-- START OF GIVEN RECORDS --
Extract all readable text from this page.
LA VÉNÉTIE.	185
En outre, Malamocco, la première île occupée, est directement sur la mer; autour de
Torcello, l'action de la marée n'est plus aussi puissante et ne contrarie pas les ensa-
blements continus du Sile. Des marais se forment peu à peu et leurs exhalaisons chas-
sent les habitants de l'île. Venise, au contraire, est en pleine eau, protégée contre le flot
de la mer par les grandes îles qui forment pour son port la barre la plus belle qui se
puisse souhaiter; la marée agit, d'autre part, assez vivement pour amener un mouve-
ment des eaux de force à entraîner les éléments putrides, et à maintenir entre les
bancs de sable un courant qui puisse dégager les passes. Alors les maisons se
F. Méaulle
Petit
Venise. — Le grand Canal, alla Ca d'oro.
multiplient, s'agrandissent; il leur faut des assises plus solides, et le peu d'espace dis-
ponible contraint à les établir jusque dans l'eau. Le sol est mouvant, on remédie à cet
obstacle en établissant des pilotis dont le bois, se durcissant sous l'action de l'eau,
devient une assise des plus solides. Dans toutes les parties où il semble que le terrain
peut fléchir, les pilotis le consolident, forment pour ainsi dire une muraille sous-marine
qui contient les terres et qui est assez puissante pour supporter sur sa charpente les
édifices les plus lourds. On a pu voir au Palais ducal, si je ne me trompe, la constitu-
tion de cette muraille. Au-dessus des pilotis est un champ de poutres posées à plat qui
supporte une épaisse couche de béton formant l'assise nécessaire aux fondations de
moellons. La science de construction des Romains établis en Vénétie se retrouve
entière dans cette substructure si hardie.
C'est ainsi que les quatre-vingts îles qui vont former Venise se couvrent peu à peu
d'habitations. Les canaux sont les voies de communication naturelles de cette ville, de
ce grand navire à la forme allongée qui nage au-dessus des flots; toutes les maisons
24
-- END OF GIVEN RECORDS --
### INSTRUCTION
Find how many lines of the material carry the string "dessus". Only the number should be in the answer.

### RESPONSE
2